--- begin EXERCISE MATERIAL ---

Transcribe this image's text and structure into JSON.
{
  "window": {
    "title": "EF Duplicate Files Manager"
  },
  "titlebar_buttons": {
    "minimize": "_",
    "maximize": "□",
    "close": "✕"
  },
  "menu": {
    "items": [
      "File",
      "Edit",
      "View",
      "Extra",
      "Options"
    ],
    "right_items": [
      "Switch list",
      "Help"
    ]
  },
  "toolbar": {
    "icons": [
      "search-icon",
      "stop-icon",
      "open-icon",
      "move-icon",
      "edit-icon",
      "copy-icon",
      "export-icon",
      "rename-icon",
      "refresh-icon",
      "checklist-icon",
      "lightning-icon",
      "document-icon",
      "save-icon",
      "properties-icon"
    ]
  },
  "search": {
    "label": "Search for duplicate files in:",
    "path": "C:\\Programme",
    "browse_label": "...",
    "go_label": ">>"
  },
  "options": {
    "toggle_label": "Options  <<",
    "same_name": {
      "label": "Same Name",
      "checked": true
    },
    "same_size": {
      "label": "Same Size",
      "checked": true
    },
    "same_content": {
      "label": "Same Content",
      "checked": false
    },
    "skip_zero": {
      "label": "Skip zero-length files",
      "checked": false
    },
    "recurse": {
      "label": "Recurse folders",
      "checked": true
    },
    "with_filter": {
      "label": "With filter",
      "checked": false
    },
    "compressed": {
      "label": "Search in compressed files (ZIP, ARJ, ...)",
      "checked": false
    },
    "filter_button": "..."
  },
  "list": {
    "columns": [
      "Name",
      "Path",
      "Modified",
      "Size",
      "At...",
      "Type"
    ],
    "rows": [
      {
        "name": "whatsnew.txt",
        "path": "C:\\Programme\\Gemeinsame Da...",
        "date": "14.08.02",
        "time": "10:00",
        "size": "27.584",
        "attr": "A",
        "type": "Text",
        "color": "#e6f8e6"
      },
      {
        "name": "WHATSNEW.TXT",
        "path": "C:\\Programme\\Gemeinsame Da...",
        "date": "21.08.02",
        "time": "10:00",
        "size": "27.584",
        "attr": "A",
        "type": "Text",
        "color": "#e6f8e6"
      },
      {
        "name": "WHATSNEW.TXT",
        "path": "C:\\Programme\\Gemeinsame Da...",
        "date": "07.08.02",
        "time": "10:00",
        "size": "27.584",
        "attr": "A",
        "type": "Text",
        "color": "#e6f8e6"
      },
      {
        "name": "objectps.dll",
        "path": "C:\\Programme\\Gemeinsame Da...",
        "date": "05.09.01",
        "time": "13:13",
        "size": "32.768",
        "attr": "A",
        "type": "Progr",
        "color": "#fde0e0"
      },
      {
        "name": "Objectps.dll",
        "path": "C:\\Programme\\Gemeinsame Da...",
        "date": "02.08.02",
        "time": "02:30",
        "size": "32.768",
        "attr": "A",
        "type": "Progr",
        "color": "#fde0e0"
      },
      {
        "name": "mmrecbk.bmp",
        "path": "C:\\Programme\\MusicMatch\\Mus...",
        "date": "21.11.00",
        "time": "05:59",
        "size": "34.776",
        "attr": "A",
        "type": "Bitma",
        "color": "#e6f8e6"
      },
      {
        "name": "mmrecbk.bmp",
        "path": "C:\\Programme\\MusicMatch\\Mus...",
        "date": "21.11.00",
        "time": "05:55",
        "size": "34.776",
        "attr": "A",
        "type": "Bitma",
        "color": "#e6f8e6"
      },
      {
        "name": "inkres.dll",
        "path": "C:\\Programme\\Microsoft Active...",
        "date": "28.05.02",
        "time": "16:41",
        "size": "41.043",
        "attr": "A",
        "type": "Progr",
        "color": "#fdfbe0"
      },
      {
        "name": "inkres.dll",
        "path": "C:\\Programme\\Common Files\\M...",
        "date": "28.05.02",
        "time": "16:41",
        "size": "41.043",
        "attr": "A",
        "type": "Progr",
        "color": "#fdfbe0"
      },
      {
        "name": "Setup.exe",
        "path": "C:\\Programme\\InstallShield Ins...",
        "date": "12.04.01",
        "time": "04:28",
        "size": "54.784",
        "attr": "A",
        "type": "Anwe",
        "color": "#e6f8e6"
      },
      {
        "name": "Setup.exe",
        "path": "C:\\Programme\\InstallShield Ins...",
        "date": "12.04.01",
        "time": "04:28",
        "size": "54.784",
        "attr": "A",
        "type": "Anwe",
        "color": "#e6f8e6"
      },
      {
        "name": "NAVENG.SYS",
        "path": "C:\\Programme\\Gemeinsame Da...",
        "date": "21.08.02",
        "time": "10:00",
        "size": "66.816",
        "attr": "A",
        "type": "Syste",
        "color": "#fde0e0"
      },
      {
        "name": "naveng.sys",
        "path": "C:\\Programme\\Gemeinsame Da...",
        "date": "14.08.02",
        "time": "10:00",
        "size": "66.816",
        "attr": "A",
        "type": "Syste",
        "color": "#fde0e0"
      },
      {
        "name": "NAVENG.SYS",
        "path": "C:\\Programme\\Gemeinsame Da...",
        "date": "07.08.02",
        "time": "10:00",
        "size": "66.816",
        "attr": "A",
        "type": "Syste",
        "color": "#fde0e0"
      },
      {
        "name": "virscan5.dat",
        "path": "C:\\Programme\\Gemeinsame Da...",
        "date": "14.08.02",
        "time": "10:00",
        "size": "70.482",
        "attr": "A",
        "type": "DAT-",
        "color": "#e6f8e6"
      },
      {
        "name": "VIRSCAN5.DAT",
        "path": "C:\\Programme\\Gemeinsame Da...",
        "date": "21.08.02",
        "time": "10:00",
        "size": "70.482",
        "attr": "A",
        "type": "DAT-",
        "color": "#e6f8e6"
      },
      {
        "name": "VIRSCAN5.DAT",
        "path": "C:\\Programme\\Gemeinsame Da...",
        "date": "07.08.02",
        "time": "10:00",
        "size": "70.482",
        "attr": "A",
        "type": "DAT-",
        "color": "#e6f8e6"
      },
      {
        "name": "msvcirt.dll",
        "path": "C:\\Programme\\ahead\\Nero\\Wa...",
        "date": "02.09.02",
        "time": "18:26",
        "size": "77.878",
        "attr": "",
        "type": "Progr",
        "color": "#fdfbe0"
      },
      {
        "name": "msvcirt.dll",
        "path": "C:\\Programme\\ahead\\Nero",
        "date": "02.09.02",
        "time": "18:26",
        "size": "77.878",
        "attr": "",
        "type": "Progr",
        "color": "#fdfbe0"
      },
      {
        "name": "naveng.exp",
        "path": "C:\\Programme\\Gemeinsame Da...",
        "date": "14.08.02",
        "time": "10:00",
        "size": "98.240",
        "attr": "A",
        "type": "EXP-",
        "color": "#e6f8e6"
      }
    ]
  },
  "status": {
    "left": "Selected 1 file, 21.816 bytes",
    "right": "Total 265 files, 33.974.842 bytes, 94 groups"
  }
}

--- end EXERCISE MATERIAL ---

**EXERCISE DETAILS**
Reproduce the entries above in full by retyping them exactly.

**COMPLETE ANSWER**
Transcribe this image's text and structure into JSON.
{
  "window": {
    "title": "EF Duplicate Files Manager"
  },
  "titlebar_buttons": {
    "minimize": "_",
    "maximize": "□",
    "close": "✕"
  },
  "menu": {
    "items": [
      "File",
      "Edit",
      "View",
      "Extra",
      "Options"
    ],
    "right_items": [
      "Switch list",
      "Help"
    ]
  },
  "toolbar": {
    "icons": [
      "search-icon",
      "stop-icon",
      "open-icon",
      "move-icon",
      "edit-icon",
      "copy-icon",
      "export-icon",
      "rename-icon",
      "refresh-icon",
      "checklist-icon",
      "lightning-icon",
      "document-icon",
      "save-icon",
      "properties-icon"
    ]
  },
  "search": {
    "label": "Search for duplicate files in:",
    "path": "C:\\Programme",
    "browse_label": "...",
    "go_label": ">>"
  },
  "options": {
    "toggle_label": "Options  <<",
    "same_name": {
      "label": "Same Name",
      "checked": true
    },
    "same_size": {
      "label": "Same Size",
      "checked": true
    },
    "same_content": {
      "label": "Same Content",
      "checked": false
    },
    "skip_zero": {
      "label": "Skip zero-length files",
      "checked": false
    },
    "recurse": {
      "label": "Recurse folders",
      "checked": true
    },
    "with_filter": {
      "label": "With filter",
      "checked": false
    },
    "compressed": {
      "label": "Search in compressed files (ZIP, ARJ, ...)",
      "checked": false
    },
    "filter_button": "..."
  },
  "list": {
    "columns": [
      "Name",
      "Path",
      "Modified",
      "Size",
      "At...",
      "Type"
    ],
    "rows": [
      {
        "name": "whatsnew.txt",
        "path": "C:\\Programme\\Gemeinsame Da...",
        "date": "14.08.02",
        "time": "10:00",
        "size": "27.584",
        "attr": "A",
        "type": "Text",
        "color": "#e6f8e6"
      },
      {
        "name": "WHATSNEW.TXT",
        "path": "C:\\Programme\\Gemeinsame Da...",
        "date": "21.08.02",
        "time": "10:00",
        "size": "27.584",
        "attr": "A",
        "type": "Text",
        "color": "#e6f8e6"
      },
      {
        "name": "WHATSNEW.TXT",
        "path": "C:\\Programme\\Gemeinsame Da...",
        "date": "07.08.02",
        "time": "10:00",
        "size": "27.584",
        "attr": "A",
        "type": "Text",
        "color": "#e6f8e6"
      },
      {
        "name": "objectps.dll",
        "path": "C:\\Programme\\Gemeinsame Da...",
        "date": "05.09.01",
        "time": "13:13",
        "size": "32.768",
        "attr": "A",
        "type": "Progr",
        "color": "#fde0e0"
      },
      {
        "name": "Objectps.dll",
        "path": "C:\\Programme\\Gemeinsame Da...",
        "date": "02.08.02",
        "time": "02:30",
        "size": "32.768",
        "attr": "A",
        "type": "Progr",
        "color": "#fde0e0"
      },
      {
        "name": "mmrecbk.bmp",
        "path": "C:\\Programme\\MusicMatch\\Mus...",
        "date": "21.11.00",
        "time": "05:59",
        "size": "34.776",
        "attr": "A",
        "type": "Bitma",
        "color": "#e6f8e6"
      },
      {
        "name": "mmrecbk.bmp",
        "path": "C:\\Programme\\MusicMatch\\Mus...",
        "date": "21.11.00",
        "time": "05:55",
        "size": "34.776",
        "attr": "A",
        "type": "Bitma",
        "color": "#e6f8e6"
      },
      {
        "name": "inkres.dll",
        "path": "C:\\Programme\\Microsoft Active...",
        "date": "28.05.02",
        "time": "16:41",
        "size": "41.043",
        "attr": "A",
        "type": "Progr",
        "color": "#fdfbe0"
      },
      {
        "name": "inkres.dll",
        "path": "C:\\Programme\\Common Files\\M...",
        "date": "28.05.02",
        "time": "16:41",
        "size": "41.043",
        "attr": "A",
        "type": "Progr",
        "color": "#fdfbe0"
      },
      {
        "name": "Setup.exe",
        "path": "C:\\Programme\\InstallShield Ins...",
        "date": "12.04.01",
        "time": "04:28",
        "size": "54.784",
        "attr": "A",
        "type": "Anwe",
        "color": "#e6f8e6"
      },
      {
        "name": "Setup.exe",
        "path": "C:\\Programme\\InstallShield Ins...",
        "date": "12.04.01",
        "time": "04:28",
        "size": "54.784",
        "attr": "A",
        "type": "Anwe",
        "color": "#e6f8e6"
      },
      {
        "name": "NAVENG.SYS",
        "path": "C:\\Programme\\Gemeinsame Da...",
        "date": "21.08.02",
        "time": "10:00",
        "size": "66.816",
        "attr": "A",
        "type": "Syste",
        "color": "#fde0e0"
      },
      {
        "name": "naveng.sys",
        "path": "C:\\Programme\\Gemeinsame Da...",
        "date": "14.08.02",
        "time": "10:00",
        "size": "66.816",
        "attr": "A",
        "type": "Syste",
        "color": "#fde0e0"
      },
      {
        "name": "NAVENG.SYS",
        "path": "C:\\Programme\\Gemeinsame Da...",
        "date": "07.08.02",
        "time": "10:00",
        "size": "66.816",
        "attr": "A",
        "type": "Syste",
        "color": "#fde0e0"
      },
      {
        "name": "virscan5.dat",
        "path": "C:\\Programme\\Gemeinsame Da...",
        "date": "14.08.02",
        "time": "10:00",
        "size": "70.482",
        "attr": "A",
        "type": "DAT-",
        "color": "#e6f8e6"
      },
      {
        "name": "VIRSCAN5.DAT",
        "path": "C:\\Programme\\Gemeinsame Da...",
        "date": "21.08.02",
        "time": "10:00",
        "size": "70.482",
        "attr": "A",
        "type": "DAT-",
        "color": "#e6f8e6"
      },
      {
        "name": "VIRSCAN5.DAT",
        "path": "C:\\Programme\\Gemeinsame Da...",
        "date": "07.08.02",
        "time": "10:00",
        "size": "70.482",
        "attr": "A",
        "type": "DAT-",
        "color": "#e6f8e6"
      },
      {
        "name": "msvcirt.dll",
        "path": "C:\\Programme\\ahead\\Nero\\Wa...",
        "date": "02.09.02",
        "time": "18:26",
        "size": "77.878",
        "attr": "",
        "type": "Progr",
        "color": "#fdfbe0"
      },
      {
        "name": "msvcirt.dll",
        "path": "C:\\Programme\\ahead\\Nero",
        "date": "02.09.02",
        "time": "18:26",
        "size": "77.878",
        "attr": "",
        "type": "Progr",
        "color": "#fdfbe0"
      },
      {
        "name": "naveng.exp",
        "path": "C:\\Programme\\Gemeinsame Da...",
        "date": "14.08.02",
        "time": "10:00",
        "size": "98.240",
        "attr": "A",
        "type": "EXP-",
        "color": "#e6f8e6"
      }
    ]
  },
  "status": {
    "left": "Selected 1 file, 21.816 bytes",
    "right": "Total 265 files, 33.974.842 bytes, 94 groups"
  }
}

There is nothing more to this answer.